# Written task
Please reproduce the items below, switching every "heatmap-blob" to "hotspot" and leaving everything else as it is.

# Input for this task
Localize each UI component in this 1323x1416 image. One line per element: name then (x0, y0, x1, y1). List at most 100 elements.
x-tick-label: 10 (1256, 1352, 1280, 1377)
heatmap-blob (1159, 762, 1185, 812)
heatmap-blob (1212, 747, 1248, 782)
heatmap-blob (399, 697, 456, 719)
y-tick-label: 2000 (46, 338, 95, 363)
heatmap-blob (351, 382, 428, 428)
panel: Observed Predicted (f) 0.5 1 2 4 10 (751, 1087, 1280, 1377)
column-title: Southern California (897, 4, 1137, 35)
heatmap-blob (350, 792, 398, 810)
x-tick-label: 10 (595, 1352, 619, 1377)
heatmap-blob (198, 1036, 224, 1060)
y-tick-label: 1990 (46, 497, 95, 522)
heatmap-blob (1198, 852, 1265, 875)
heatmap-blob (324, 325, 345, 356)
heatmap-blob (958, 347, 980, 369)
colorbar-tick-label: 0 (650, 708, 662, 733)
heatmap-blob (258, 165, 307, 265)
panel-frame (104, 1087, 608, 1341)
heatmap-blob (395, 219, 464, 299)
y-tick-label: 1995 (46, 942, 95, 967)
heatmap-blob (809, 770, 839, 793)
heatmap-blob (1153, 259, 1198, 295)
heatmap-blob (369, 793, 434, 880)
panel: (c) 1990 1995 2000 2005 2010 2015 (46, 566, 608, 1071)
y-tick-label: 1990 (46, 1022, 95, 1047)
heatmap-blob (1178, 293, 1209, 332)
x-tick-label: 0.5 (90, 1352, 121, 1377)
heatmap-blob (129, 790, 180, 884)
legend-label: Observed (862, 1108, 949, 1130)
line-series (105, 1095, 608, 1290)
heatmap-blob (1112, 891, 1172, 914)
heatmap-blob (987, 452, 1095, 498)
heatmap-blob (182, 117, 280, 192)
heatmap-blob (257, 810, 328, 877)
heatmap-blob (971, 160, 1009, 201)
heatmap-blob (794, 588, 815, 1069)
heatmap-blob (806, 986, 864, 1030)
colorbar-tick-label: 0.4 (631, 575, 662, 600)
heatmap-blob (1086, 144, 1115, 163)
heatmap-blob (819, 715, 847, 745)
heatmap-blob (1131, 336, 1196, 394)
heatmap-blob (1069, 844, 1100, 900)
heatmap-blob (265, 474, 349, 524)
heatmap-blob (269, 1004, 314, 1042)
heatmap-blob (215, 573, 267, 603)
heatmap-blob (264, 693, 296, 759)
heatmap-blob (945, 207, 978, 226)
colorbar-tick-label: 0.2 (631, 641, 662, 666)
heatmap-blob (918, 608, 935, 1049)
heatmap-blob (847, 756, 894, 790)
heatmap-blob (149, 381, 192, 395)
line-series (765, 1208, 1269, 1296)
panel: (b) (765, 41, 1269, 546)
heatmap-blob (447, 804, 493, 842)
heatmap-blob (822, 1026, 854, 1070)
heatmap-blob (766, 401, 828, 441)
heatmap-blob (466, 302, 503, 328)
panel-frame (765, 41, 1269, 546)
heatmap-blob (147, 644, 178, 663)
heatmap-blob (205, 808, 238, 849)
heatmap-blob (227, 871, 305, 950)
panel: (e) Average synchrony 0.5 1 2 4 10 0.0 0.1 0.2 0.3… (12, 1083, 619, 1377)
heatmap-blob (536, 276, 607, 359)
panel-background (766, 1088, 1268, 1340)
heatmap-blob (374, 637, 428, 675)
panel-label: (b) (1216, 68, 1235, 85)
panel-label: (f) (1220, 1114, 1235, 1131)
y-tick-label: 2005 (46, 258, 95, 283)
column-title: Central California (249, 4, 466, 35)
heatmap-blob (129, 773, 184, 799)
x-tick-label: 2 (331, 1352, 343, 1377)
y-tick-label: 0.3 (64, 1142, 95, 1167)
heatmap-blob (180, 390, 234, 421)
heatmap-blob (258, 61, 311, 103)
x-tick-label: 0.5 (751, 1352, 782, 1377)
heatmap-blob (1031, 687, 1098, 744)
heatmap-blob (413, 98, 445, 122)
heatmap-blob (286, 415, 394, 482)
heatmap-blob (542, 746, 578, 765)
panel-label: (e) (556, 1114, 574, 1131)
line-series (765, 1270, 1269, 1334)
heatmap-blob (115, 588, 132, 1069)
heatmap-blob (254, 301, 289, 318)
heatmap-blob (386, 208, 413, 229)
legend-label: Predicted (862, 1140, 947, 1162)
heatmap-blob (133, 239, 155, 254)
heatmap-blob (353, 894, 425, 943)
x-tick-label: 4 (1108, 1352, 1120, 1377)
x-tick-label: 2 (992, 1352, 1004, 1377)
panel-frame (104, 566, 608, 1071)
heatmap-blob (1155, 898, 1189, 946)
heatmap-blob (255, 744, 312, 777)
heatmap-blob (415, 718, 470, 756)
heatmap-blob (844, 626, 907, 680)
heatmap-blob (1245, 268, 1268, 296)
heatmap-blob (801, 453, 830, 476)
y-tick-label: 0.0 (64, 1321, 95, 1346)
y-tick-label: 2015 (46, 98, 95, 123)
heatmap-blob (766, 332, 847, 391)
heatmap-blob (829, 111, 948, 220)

# Output for this exercise
Localize each UI component in this 1323x1416 image. One line per element: name then (x0, y0, x1, y1). List at most 100 elements.
x-tick-label: 10 (1256, 1352, 1280, 1377)
hotspot (1159, 762, 1185, 812)
hotspot (1212, 747, 1248, 782)
hotspot (399, 697, 456, 719)
y-tick-label: 2000 (46, 338, 95, 363)
hotspot (351, 382, 428, 428)
panel: Observed Predicted (f) 0.5 1 2 4 10 (751, 1087, 1280, 1377)
column-title: Southern California (897, 4, 1137, 35)
hotspot (350, 792, 398, 810)
x-tick-label: 10 (595, 1352, 619, 1377)
hotspot (198, 1036, 224, 1060)
y-tick-label: 1990 (46, 497, 95, 522)
hotspot (1198, 852, 1265, 875)
hotspot (324, 325, 345, 356)
hotspot (958, 347, 980, 369)
colorbar-tick-label: 0 (650, 708, 662, 733)
hotspot (258, 165, 307, 265)
panel-frame (104, 1087, 608, 1341)
hotspot (395, 219, 464, 299)
y-tick-label: 1995 (46, 942, 95, 967)
hotspot (809, 770, 839, 793)
hotspot (1153, 259, 1198, 295)
hotspot (369, 793, 434, 880)
panel: (c) 1990 1995 2000 2005 2010 2015 (46, 566, 608, 1071)
y-tick-label: 1990 (46, 1022, 95, 1047)
hotspot (1178, 293, 1209, 332)
x-tick-label: 0.5 (90, 1352, 121, 1377)
hotspot (129, 790, 180, 884)
legend-label: Observed (862, 1108, 949, 1130)
line-series (105, 1095, 608, 1290)
hotspot (1112, 891, 1172, 914)
hotspot (987, 452, 1095, 498)
hotspot (182, 117, 280, 192)
hotspot (257, 810, 328, 877)
hotspot (971, 160, 1009, 201)
hotspot (794, 588, 815, 1069)
hotspot (806, 986, 864, 1030)
colorbar-tick-label: 0.4 (631, 575, 662, 600)
hotspot (1086, 144, 1115, 163)
hotspot (819, 715, 847, 745)
hotspot (1131, 336, 1196, 394)
hotspot (1069, 844, 1100, 900)
hotspot (265, 474, 349, 524)
hotspot (269, 1004, 314, 1042)
hotspot (215, 573, 267, 603)
hotspot (264, 693, 296, 759)
hotspot (945, 207, 978, 226)
colorbar-tick-label: 0.2 (631, 641, 662, 666)
hotspot (918, 608, 935, 1049)
hotspot (847, 756, 894, 790)
hotspot (149, 381, 192, 395)
line-series (765, 1208, 1269, 1296)
panel: (b) (765, 41, 1269, 546)
hotspot (447, 804, 493, 842)
hotspot (822, 1026, 854, 1070)
hotspot (766, 401, 828, 441)
hotspot (466, 302, 503, 328)
panel-frame (765, 41, 1269, 546)
hotspot (147, 644, 178, 663)
hotspot (205, 808, 238, 849)
hotspot (227, 871, 305, 950)
panel: (e) Average synchrony 0.5 1 2 4 10 0.0 0.1 0.2 0.3… (12, 1083, 619, 1377)
hotspot (536, 276, 607, 359)
panel-background (766, 1088, 1268, 1340)
hotspot (374, 637, 428, 675)
panel-label: (b) (1216, 68, 1235, 85)
panel-label: (f) (1220, 1114, 1235, 1131)
y-tick-label: 2005 (46, 258, 95, 283)
column-title: Central California (249, 4, 466, 35)
hotspot (129, 773, 184, 799)
x-tick-label: 2 (331, 1352, 343, 1377)
y-tick-label: 0.3 (64, 1142, 95, 1167)
hotspot (180, 390, 234, 421)
hotspot (258, 61, 311, 103)
x-tick-label: 0.5 (751, 1352, 782, 1377)
hotspot (1031, 687, 1098, 744)
hotspot (413, 98, 445, 122)
hotspot (286, 415, 394, 482)
hotspot (542, 746, 578, 765)
panel-label: (e) (556, 1114, 574, 1131)
line-series (765, 1270, 1269, 1334)
hotspot (115, 588, 132, 1069)
hotspot (254, 301, 289, 318)
hotspot (386, 208, 413, 229)
legend-label: Predicted (862, 1140, 947, 1162)
hotspot (133, 239, 155, 254)
hotspot (353, 894, 425, 943)
x-tick-label: 4 (1108, 1352, 1120, 1377)
x-tick-label: 2 (992, 1352, 1004, 1377)
panel-frame (104, 566, 608, 1071)
hotspot (1155, 898, 1189, 946)
hotspot (255, 744, 312, 777)
hotspot (415, 718, 470, 756)
hotspot (844, 626, 907, 680)
hotspot (1245, 268, 1268, 296)
hotspot (801, 453, 830, 476)
y-tick-label: 0.0 (64, 1321, 95, 1346)
y-tick-label: 2015 (46, 98, 95, 123)
hotspot (766, 332, 847, 391)
hotspot (829, 111, 948, 220)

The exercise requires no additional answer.